### DATA RECORDS

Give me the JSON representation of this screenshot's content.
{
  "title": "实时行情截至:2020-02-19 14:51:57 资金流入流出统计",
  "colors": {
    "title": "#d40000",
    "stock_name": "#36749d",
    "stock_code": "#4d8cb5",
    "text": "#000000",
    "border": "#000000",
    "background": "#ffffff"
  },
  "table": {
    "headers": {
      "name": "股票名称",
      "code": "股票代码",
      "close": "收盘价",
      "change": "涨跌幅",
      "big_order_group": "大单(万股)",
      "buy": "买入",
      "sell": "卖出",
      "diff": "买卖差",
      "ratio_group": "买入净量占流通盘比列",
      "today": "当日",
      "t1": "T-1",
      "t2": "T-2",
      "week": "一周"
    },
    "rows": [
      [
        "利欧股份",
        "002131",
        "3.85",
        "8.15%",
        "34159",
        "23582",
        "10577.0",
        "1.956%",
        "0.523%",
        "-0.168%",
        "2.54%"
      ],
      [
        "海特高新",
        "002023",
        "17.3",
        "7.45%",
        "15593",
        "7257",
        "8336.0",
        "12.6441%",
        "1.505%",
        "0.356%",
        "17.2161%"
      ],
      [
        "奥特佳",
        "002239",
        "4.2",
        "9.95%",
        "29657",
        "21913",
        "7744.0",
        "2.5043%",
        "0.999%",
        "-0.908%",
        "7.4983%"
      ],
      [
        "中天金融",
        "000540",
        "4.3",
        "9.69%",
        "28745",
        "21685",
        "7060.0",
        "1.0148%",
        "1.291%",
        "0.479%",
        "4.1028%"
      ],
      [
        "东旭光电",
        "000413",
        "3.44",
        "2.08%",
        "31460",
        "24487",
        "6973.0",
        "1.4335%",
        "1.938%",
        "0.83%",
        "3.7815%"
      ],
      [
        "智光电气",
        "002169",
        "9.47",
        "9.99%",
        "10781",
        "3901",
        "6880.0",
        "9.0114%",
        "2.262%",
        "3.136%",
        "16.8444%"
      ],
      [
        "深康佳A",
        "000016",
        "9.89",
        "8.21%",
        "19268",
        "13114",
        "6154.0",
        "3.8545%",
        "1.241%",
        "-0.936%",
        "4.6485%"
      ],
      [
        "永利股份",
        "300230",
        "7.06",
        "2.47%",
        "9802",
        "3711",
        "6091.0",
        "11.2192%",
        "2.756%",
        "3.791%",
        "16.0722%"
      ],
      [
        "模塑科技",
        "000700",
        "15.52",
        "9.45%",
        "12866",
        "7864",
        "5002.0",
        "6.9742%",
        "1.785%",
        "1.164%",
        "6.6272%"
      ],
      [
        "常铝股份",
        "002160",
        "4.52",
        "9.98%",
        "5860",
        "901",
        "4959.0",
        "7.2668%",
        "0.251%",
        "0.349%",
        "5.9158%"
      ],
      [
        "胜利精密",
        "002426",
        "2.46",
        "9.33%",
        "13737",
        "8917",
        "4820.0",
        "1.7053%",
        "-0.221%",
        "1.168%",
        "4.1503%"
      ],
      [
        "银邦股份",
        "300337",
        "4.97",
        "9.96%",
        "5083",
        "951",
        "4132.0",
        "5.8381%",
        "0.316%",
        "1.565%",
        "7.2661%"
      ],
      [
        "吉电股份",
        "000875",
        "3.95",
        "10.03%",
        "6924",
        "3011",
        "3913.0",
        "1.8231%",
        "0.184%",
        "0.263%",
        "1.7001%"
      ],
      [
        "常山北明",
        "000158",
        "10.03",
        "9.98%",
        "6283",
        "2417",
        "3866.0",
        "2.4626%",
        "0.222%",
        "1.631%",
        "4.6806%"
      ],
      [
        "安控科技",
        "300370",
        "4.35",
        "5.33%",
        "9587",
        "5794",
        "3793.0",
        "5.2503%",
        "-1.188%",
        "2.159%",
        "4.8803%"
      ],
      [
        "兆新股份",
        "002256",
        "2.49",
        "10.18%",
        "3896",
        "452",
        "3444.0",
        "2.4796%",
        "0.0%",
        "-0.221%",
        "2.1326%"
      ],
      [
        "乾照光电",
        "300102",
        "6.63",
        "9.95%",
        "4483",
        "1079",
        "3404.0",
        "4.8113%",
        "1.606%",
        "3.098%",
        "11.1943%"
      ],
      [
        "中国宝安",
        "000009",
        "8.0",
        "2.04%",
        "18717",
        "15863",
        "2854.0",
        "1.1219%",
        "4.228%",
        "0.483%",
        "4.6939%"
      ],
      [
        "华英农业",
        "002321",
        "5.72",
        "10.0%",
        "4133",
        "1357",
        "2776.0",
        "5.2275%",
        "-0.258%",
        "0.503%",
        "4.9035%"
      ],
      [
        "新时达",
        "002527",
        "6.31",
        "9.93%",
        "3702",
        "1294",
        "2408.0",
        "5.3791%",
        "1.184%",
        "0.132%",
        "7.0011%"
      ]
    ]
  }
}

### WHAT TO WORK ON
Recite the full listing above exactly.

### SOLUTION TO THIS TASK
Give me the JSON representation of this screenshot's content.
{
  "title": "实时行情截至:2020-02-19 14:51:57 资金流入流出统计",
  "colors": {
    "title": "#d40000",
    "stock_name": "#36749d",
    "stock_code": "#4d8cb5",
    "text": "#000000",
    "border": "#000000",
    "background": "#ffffff"
  },
  "table": {
    "headers": {
      "name": "股票名称",
      "code": "股票代码",
      "close": "收盘价",
      "change": "涨跌幅",
      "big_order_group": "大单(万股)",
      "buy": "买入",
      "sell": "卖出",
      "diff": "买卖差",
      "ratio_group": "买入净量占流通盘比列",
      "today": "当日",
      "t1": "T-1",
      "t2": "T-2",
      "week": "一周"
    },
    "rows": [
      [
        "利欧股份",
        "002131",
        "3.85",
        "8.15%",
        "34159",
        "23582",
        "10577.0",
        "1.956%",
        "0.523%",
        "-0.168%",
        "2.54%"
      ],
      [
        "海特高新",
        "002023",
        "17.3",
        "7.45%",
        "15593",
        "7257",
        "8336.0",
        "12.6441%",
        "1.505%",
        "0.356%",
        "17.2161%"
      ],
      [
        "奥特佳",
        "002239",
        "4.2",
        "9.95%",
        "29657",
        "21913",
        "7744.0",
        "2.5043%",
        "0.999%",
        "-0.908%",
        "7.4983%"
      ],
      [
        "中天金融",
        "000540",
        "4.3",
        "9.69%",
        "28745",
        "21685",
        "7060.0",
        "1.0148%",
        "1.291%",
        "0.479%",
        "4.1028%"
      ],
      [
        "东旭光电",
        "000413",
        "3.44",
        "2.08%",
        "31460",
        "24487",
        "6973.0",
        "1.4335%",
        "1.938%",
        "0.83%",
        "3.7815%"
      ],
      [
        "智光电气",
        "002169",
        "9.47",
        "9.99%",
        "10781",
        "3901",
        "6880.0",
        "9.0114%",
        "2.262%",
        "3.136%",
        "16.8444%"
      ],
      [
        "深康佳A",
        "000016",
        "9.89",
        "8.21%",
        "19268",
        "13114",
        "6154.0",
        "3.8545%",
        "1.241%",
        "-0.936%",
        "4.6485%"
      ],
      [
        "永利股份",
        "300230",
        "7.06",
        "2.47%",
        "9802",
        "3711",
        "6091.0",
        "11.2192%",
        "2.756%",
        "3.791%",
        "16.0722%"
      ],
      [
        "模塑科技",
        "000700",
        "15.52",
        "9.45%",
        "12866",
        "7864",
        "5002.0",
        "6.9742%",
        "1.785%",
        "1.164%",
        "6.6272%"
      ],
      [
        "常铝股份",
        "002160",
        "4.52",
        "9.98%",
        "5860",
        "901",
        "4959.0",
        "7.2668%",
        "0.251%",
        "0.349%",
        "5.9158%"
      ],
      [
        "胜利精密",
        "002426",
        "2.46",
        "9.33%",
        "13737",
        "8917",
        "4820.0",
        "1.7053%",
        "-0.221%",
        "1.168%",
        "4.1503%"
      ],
      [
        "银邦股份",
        "300337",
        "4.97",
        "9.96%",
        "5083",
        "951",
        "4132.0",
        "5.8381%",
        "0.316%",
        "1.565%",
        "7.2661%"
      ],
      [
        "吉电股份",
        "000875",
        "3.95",
        "10.03%",
        "6924",
        "3011",
        "3913.0",
        "1.8231%",
        "0.184%",
        "0.263%",
        "1.7001%"
      ],
      [
        "常山北明",
        "000158",
        "10.03",
        "9.98%",
        "6283",
        "2417",
        "3866.0",
        "2.4626%",
        "0.222%",
        "1.631%",
        "4.6806%"
      ],
      [
        "安控科技",
        "300370",
        "4.35",
        "5.33%",
        "9587",
        "5794",
        "3793.0",
        "5.2503%",
        "-1.188%",
        "2.159%",
        "4.8803%"
      ],
      [
        "兆新股份",
        "002256",
        "2.49",
        "10.18%",
        "3896",
        "452",
        "3444.0",
        "2.4796%",
        "0.0%",
        "-0.221%",
        "2.1326%"
      ],
      [
        "乾照光电",
        "300102",
        "6.63",
        "9.95%",
        "4483",
        "1079",
        "3404.0",
        "4.8113%",
        "1.606%",
        "3.098%",
        "11.1943%"
      ],
      [
        "中国宝安",
        "000009",
        "8.0",
        "2.04%",
        "18717",
        "15863",
        "2854.0",
        "1.1219%",
        "4.228%",
        "0.483%",
        "4.6939%"
      ],
      [
        "华英农业",
        "002321",
        "5.72",
        "10.0%",
        "4133",
        "1357",
        "2776.0",
        "5.2275%",
        "-0.258%",
        "0.503%",
        "4.9035%"
      ],
      [
        "新时达",
        "002527",
        "6.31",
        "9.93%",
        "3702",
        "1294",
        "2408.0",
        "5.3791%",
        "1.184%",
        "0.132%",
        "7.0011%"
      ]
    ]
  }
}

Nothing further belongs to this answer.